Set exercise
Can you transcribe every entry word for word, skipping the images?

[Saved entries]
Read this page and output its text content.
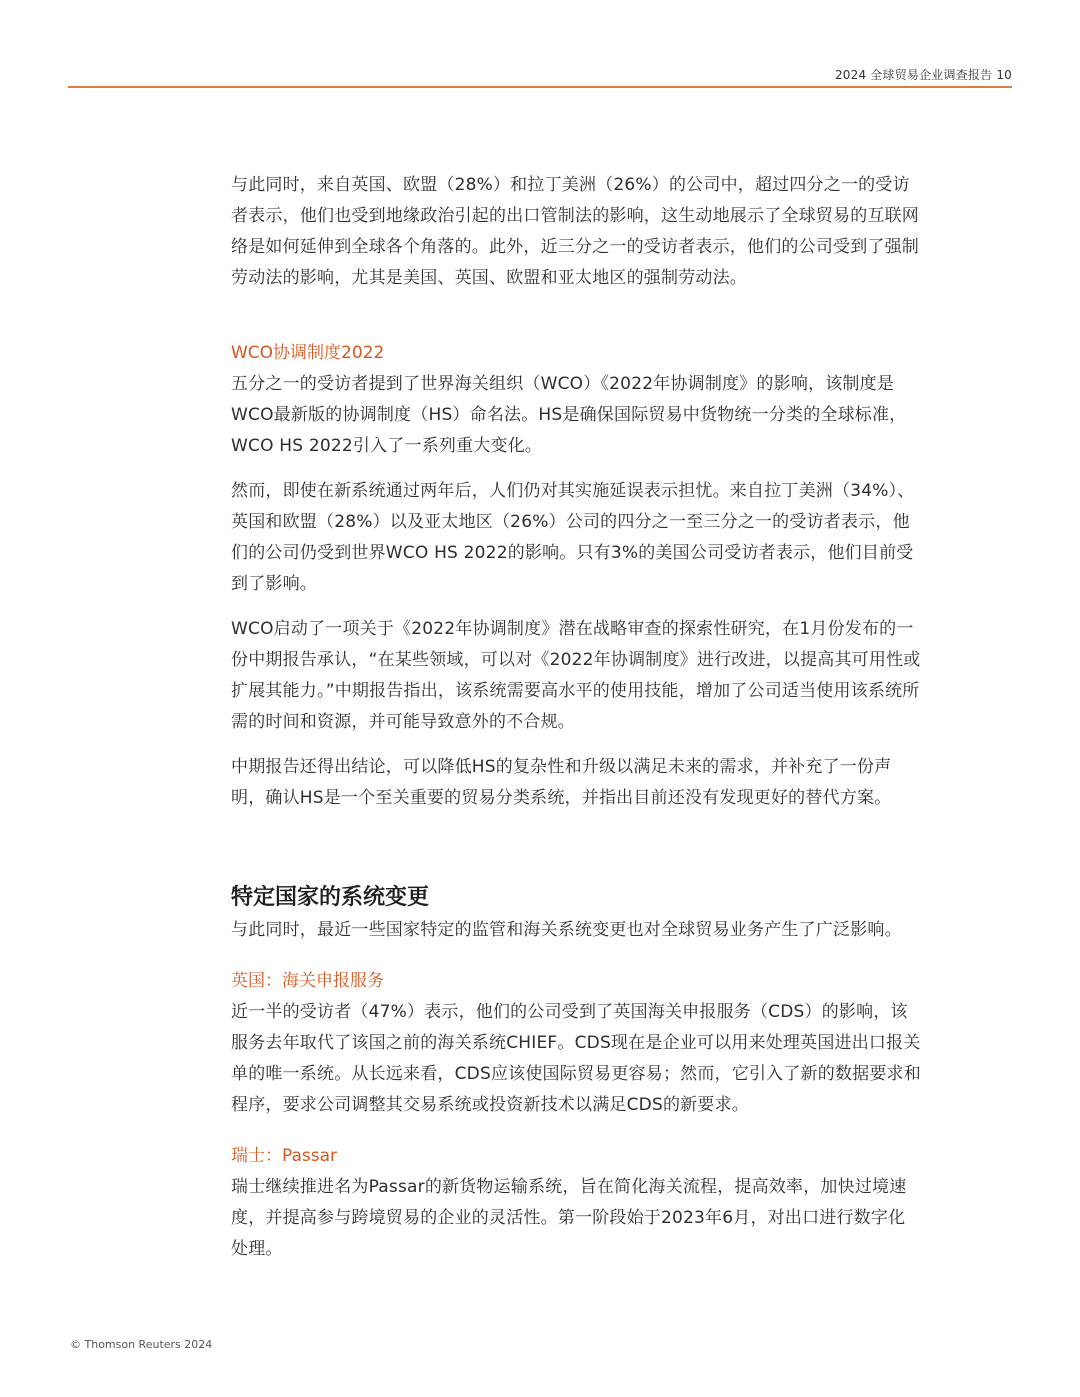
2024 全球贸易企业调查报告 10

与此同时，来自英国、欧盟（28%）和拉丁美洲（26%）的公司中，超过四分之一的受访者表示，他们也受到地缘政治引起的出口管制法的影响，这生动地展示了全球贸易的互联网络是如何延伸到全球各个角落的。此外，近三分之一的受访者表示，他们的公司受到了强制劳动法的影响，尤其是美国、英国、欧盟和亚太地区的强制劳动法。

WCO协调制度2022

五分之一的受访者提到了世界海关组织（WCO）《2022年协调制度》的影响，该制度是WCO最新版的协调制度（HS）命名法。HS是确保国际贸易中货物统一分类的全球标准，WCO HS 2022引入了一系列重大变化。

然而，即使在新系统通过两年后，人们仍对其实施延误表示担忧。来自拉丁美洲（34%）、英国和欧盟（28%）以及亚太地区（26%）公司的四分之一至三分之一的受访者表示，他们的公司仍受到世界WCO HS 2022的影响。只有3%的美国公司受访者表示，他们目前受到了影响。

WCO启动了一项关于《2022年协调制度》潜在战略审查的探索性研究，在1月份发布的一份中期报告承认，“在某些领域，可以对《2022年协调制度》进行改进，以提高其可用性或扩展其能力。”中期报告指出，该系统需要高水平的使用技能，增加了公司适当使用该系统所需的时间和资源，并可能导致意外的不合规。

中期报告还得出结论，可以降低HS的复杂性和升级以满足未来的需求，并补充了一份声明，确认HS是一个至关重要的贸易分类系统，并指出目前还没有发现更好的替代方案。

特定国家的系统变更

与此同时，最近一些国家特定的监管和海关系统变更也对全球贸易业务产生了广泛影响。

英国：海关申报服务

近一半的受访者（47%）表示，他们的公司受到了英国海关申报服务（CDS）的影响，该服务去年取代了该国之前的海关系统CHIEF。CDS现在是企业可以用来处理英国进出口报关单的唯一系统。从长远来看，CDS应该使国际贸易更容易；然而，它引入了新的数据要求和程序，要求公司调整其交易系统或投资新技术以满足CDS的新要求。

瑞士：Passar

瑞士继续推进名为Passar的新货物运输系统，旨在简化海关流程，提高效率，加快过境速度，并提高参与跨境贸易的企业的灵活性。第一阶段始于2023年6月，对出口进行数字化处理。

© Thomson Reuters 2024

Exercise solution
Read this page and output its text content.
2024 全球贸易企业调查报告 10

与此同时，来自英国、欧盟（28%）和拉丁美洲（26%）的公司中，超过四分之一的受访者表示，他们也受到地缘政治引起的出口管制法的影响，这生动地展示了全球贸易的互联网络是如何延伸到全球各个角落的。此外，近三分之一的受访者表示，他们的公司受到了强制劳动法的影响，尤其是美国、英国、欧盟和亚太地区的强制劳动法。

WCO协调制度2022

五分之一的受访者提到了世界海关组织（WCO）《2022年协调制度》的影响，该制度是WCO最新版的协调制度（HS）命名法。HS是确保国际贸易中货物统一分类的全球标准，WCO HS 2022引入了一系列重大变化。

然而，即使在新系统通过两年后，人们仍对其实施延误表示担忧。来自拉丁美洲（34%）、英国和欧盟（28%）以及亚太地区（26%）公司的四分之一至三分之一的受访者表示，他们的公司仍受到世界WCO HS 2022的影响。只有3%的美国公司受访者表示，他们目前受到了影响。

WCO启动了一项关于《2022年协调制度》潜在战略审查的探索性研究，在1月份发布的一份中期报告承认，“在某些领域，可以对《2022年协调制度》进行改进，以提高其可用性或扩展其能力。”中期报告指出，该系统需要高水平的使用技能，增加了公司适当使用该系统所需的时间和资源，并可能导致意外的不合规。

中期报告还得出结论，可以降低HS的复杂性和升级以满足未来的需求，并补充了一份声明，确认HS是一个至关重要的贸易分类系统，并指出目前还没有发现更好的替代方案。

特定国家的系统变更

与此同时，最近一些国家特定的监管和海关系统变更也对全球贸易业务产生了广泛影响。

英国：海关申报服务

近一半的受访者（47%）表示，他们的公司受到了英国海关申报服务（CDS）的影响，该服务去年取代了该国之前的海关系统CHIEF。CDS现在是企业可以用来处理英国进出口报关单的唯一系统。从长远来看，CDS应该使国际贸易更容易；然而，它引入了新的数据要求和程序，要求公司调整其交易系统或投资新技术以满足CDS的新要求。

瑞士：Passar

瑞士继续推进名为Passar的新货物运输系统，旨在简化海关流程，提高效率，加快过境速度，并提高参与跨境贸易的企业的灵活性。第一阶段始于2023年6月，对出口进行数字化处理。

© Thomson Reuters 2024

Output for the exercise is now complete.